--- START RECORDED DATA ---

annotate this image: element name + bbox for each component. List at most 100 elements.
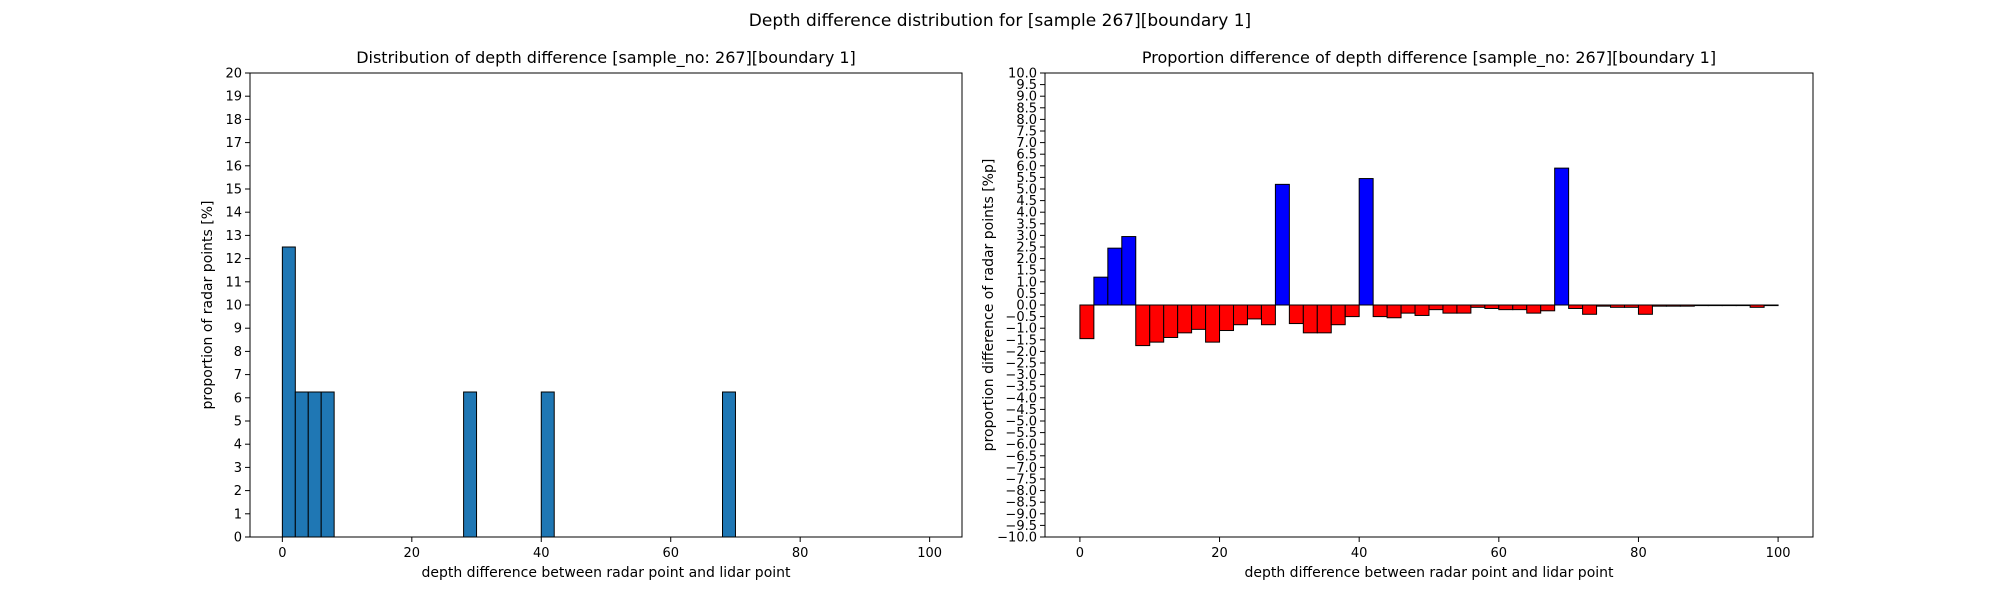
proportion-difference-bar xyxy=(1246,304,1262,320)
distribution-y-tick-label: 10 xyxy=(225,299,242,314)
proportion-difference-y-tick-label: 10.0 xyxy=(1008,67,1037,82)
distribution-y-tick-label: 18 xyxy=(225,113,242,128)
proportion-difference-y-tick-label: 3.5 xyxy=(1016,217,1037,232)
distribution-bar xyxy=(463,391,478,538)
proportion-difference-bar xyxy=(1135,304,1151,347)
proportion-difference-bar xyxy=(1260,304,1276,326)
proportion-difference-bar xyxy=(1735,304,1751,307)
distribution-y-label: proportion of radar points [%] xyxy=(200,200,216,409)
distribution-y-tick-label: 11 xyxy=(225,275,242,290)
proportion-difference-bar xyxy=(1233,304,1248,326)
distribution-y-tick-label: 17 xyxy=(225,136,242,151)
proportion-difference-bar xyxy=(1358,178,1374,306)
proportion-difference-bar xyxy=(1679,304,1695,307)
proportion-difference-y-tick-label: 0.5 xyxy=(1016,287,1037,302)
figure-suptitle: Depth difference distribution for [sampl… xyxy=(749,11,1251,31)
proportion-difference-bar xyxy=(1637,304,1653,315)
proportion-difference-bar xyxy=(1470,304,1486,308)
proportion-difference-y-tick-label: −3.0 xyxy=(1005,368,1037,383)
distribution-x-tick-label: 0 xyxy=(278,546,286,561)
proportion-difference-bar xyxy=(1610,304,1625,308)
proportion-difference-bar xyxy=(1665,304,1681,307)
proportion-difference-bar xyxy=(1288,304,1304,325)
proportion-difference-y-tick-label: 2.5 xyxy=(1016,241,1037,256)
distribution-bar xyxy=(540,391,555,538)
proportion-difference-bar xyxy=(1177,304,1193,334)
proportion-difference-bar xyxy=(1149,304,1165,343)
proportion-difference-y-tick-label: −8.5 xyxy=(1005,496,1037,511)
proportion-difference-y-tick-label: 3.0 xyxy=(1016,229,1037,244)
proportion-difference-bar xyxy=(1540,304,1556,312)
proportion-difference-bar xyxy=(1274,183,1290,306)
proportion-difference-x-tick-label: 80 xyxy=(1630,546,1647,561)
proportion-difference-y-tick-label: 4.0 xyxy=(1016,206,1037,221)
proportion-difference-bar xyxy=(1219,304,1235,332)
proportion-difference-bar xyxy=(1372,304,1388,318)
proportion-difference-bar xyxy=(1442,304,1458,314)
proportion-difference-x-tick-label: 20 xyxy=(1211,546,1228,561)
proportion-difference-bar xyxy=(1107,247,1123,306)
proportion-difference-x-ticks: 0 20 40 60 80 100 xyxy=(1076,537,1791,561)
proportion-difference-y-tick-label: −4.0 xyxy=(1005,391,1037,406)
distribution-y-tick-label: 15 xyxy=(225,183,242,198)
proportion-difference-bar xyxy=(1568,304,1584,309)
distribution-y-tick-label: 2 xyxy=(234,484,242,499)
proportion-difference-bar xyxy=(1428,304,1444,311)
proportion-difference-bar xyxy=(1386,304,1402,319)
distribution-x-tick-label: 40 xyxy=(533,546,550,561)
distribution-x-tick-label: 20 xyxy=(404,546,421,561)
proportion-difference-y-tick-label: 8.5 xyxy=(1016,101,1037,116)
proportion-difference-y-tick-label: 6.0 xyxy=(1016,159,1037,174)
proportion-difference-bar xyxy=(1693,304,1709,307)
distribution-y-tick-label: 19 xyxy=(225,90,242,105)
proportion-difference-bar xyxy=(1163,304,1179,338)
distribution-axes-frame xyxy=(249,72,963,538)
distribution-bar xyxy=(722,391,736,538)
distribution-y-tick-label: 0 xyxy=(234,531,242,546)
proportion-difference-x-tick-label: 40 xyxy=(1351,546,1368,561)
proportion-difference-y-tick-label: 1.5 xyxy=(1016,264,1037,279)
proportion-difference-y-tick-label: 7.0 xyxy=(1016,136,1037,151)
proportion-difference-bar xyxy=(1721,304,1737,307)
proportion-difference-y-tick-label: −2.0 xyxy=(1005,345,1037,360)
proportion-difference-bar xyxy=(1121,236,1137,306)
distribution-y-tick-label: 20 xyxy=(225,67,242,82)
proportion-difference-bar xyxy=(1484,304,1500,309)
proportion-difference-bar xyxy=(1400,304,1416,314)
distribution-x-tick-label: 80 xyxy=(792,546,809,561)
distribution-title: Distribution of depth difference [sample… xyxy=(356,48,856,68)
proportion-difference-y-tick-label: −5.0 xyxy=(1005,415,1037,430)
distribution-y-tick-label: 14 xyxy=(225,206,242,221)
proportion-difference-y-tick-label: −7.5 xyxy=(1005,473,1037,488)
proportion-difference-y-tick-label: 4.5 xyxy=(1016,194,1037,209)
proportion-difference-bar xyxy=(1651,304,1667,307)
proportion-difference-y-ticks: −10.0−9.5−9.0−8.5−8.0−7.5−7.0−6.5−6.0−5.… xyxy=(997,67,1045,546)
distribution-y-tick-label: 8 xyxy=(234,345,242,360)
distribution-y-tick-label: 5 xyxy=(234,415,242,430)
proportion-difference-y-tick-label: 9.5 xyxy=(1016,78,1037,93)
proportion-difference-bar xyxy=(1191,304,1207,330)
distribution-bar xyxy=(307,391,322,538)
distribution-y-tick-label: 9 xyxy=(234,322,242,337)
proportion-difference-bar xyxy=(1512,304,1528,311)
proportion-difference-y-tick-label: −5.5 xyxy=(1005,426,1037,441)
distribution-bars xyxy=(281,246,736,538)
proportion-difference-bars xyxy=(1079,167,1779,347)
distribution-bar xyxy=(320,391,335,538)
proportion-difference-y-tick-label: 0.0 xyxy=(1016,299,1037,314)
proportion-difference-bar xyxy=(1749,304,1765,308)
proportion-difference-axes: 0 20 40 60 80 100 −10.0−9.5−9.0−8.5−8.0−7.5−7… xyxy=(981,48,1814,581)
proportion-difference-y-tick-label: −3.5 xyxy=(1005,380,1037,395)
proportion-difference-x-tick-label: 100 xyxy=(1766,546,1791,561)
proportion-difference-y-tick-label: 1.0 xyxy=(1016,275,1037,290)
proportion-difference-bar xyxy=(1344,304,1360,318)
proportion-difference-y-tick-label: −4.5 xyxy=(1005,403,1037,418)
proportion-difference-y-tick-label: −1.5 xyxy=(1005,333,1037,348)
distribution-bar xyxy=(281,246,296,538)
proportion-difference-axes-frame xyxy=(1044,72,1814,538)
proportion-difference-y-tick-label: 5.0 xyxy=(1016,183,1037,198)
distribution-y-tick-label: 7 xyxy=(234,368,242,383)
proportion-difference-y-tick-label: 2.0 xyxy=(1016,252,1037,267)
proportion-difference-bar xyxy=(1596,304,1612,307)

--- END RECORDED DATA ---
--- START RECORDED DATA ---

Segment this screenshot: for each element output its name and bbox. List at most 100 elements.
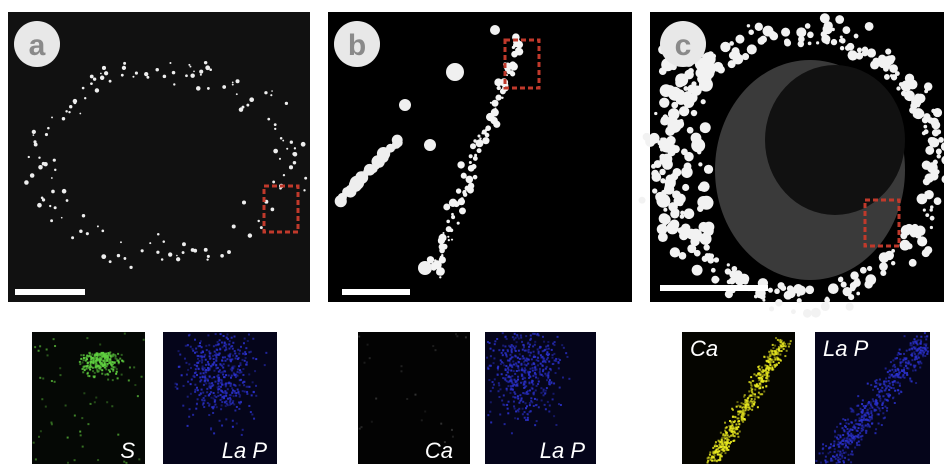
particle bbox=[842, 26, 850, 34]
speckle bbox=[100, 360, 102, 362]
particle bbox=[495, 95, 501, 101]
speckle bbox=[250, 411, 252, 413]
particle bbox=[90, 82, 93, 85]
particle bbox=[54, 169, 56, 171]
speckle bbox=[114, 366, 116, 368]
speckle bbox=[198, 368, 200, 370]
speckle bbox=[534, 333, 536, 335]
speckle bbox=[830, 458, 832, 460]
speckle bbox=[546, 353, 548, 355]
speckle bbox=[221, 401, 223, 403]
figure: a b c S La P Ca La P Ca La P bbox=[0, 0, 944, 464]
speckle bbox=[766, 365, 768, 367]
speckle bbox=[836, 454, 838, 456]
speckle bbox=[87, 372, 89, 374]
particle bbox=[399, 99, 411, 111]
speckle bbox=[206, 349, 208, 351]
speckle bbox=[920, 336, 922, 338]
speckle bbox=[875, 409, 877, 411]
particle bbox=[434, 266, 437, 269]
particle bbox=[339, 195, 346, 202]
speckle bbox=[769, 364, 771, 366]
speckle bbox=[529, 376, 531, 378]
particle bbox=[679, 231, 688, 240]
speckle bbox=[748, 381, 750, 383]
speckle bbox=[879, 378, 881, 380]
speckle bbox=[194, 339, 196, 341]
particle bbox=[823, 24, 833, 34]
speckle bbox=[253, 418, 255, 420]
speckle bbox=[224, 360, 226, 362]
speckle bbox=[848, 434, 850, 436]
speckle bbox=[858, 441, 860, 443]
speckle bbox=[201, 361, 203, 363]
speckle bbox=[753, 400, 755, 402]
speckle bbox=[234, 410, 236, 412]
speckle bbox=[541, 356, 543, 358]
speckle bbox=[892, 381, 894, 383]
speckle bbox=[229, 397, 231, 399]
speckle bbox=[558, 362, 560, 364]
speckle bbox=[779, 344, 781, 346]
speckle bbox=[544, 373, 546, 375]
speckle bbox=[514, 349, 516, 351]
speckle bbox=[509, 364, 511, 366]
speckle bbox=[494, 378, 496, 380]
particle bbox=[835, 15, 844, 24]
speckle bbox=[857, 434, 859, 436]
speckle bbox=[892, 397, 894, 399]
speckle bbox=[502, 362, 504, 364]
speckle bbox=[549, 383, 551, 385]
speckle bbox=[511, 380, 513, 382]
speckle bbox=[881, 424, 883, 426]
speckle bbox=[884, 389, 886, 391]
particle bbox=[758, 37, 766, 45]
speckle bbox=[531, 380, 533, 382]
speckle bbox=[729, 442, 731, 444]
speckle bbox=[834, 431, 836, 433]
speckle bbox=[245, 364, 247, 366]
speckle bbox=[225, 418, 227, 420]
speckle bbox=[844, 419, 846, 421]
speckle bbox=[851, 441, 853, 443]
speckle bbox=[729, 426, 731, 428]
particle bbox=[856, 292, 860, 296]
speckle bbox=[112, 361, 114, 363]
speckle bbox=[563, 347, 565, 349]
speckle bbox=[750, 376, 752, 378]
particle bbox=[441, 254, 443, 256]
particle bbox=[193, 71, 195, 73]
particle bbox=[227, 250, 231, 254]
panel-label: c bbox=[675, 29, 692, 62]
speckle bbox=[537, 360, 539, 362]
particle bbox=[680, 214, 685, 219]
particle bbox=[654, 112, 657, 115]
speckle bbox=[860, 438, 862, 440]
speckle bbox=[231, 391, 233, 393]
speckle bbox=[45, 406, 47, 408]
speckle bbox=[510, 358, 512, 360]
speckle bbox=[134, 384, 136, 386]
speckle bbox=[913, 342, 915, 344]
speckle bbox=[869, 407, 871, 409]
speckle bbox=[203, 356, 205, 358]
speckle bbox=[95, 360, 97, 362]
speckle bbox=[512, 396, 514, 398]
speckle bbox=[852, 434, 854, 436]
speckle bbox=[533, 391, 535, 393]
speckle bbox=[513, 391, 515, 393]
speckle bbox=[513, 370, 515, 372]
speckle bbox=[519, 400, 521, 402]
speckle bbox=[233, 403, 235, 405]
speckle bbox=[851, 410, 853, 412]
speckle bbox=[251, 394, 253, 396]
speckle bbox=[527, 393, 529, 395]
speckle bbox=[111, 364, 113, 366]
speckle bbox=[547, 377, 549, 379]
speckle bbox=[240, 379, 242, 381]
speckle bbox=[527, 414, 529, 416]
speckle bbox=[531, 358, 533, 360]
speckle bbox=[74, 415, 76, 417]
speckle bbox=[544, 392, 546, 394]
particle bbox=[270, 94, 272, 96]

--- END RECORDED DATA ---
--- START RECORDED DATA ---

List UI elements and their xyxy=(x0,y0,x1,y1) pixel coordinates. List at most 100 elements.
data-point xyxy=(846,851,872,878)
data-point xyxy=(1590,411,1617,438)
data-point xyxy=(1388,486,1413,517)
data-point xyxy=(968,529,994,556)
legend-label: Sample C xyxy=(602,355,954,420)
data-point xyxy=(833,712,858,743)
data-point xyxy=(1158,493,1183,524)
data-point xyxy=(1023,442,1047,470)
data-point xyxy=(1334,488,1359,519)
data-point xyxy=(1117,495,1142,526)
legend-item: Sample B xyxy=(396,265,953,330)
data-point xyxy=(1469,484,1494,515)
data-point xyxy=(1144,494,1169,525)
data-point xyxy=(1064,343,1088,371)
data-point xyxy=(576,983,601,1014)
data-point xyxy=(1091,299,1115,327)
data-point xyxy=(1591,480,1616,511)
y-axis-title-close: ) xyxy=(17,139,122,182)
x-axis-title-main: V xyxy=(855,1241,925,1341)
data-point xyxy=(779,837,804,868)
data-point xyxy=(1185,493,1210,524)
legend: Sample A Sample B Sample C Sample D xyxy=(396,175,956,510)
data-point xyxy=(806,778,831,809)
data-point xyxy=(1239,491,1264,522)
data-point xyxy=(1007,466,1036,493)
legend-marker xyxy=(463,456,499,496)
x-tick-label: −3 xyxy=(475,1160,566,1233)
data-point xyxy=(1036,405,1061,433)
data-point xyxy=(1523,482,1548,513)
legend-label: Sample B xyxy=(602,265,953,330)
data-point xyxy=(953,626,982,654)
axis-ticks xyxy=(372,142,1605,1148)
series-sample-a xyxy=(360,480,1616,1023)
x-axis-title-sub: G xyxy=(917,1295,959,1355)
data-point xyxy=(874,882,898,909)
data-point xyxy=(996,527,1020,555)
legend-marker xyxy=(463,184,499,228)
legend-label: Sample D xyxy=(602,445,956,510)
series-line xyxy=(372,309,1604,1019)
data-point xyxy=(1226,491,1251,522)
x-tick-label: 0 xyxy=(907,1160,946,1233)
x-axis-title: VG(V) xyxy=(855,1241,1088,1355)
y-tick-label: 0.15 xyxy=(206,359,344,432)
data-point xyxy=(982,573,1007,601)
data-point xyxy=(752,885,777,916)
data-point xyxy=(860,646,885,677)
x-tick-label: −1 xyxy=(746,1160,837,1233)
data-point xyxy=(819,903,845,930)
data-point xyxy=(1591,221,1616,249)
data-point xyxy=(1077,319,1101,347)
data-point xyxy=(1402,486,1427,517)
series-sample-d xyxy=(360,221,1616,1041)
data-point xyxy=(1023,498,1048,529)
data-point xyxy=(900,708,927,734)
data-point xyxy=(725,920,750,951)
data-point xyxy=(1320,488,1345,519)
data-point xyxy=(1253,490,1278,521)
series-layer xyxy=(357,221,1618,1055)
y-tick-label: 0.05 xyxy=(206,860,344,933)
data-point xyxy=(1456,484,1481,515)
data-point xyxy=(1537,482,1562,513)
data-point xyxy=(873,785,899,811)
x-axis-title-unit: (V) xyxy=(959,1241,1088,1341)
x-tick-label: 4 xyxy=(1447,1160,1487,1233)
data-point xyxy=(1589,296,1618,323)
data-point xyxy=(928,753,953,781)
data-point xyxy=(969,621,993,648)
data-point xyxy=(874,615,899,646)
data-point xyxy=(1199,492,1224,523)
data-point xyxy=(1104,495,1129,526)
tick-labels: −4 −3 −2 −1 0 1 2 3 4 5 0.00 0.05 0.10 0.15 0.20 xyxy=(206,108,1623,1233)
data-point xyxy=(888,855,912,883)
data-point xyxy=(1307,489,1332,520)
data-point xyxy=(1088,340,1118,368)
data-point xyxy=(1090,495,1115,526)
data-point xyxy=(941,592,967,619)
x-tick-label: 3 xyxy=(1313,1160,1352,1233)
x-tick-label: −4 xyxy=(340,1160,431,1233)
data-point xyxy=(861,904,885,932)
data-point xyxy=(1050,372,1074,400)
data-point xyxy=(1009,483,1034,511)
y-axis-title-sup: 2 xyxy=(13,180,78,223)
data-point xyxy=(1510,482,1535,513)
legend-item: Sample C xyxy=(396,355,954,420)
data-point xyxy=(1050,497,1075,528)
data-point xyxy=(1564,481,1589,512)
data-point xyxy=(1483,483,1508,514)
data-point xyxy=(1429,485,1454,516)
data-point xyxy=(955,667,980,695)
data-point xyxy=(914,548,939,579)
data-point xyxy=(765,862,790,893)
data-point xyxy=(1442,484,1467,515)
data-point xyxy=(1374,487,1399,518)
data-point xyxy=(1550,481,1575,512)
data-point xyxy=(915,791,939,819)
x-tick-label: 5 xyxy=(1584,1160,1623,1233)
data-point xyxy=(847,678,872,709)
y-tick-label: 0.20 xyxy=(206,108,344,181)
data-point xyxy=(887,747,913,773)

--- END RECORDED DATA ---

* **TO DO**
Transcribe the lines of the entries above without any change, starting at the line that contains "List UI elements" and ending at the line that contains "legend-label: Sample C xyxy=(602,355,954,420)", with both of those lines included.

* **TASK RESULT**
List UI elements and their xyxy=(x0,y0,x1,y1) pixel coordinates. List at most 100 elements.
data-point xyxy=(846,851,872,878)
data-point xyxy=(1590,411,1617,438)
data-point xyxy=(1388,486,1413,517)
data-point xyxy=(968,529,994,556)
legend-label: Sample C xyxy=(602,355,954,420)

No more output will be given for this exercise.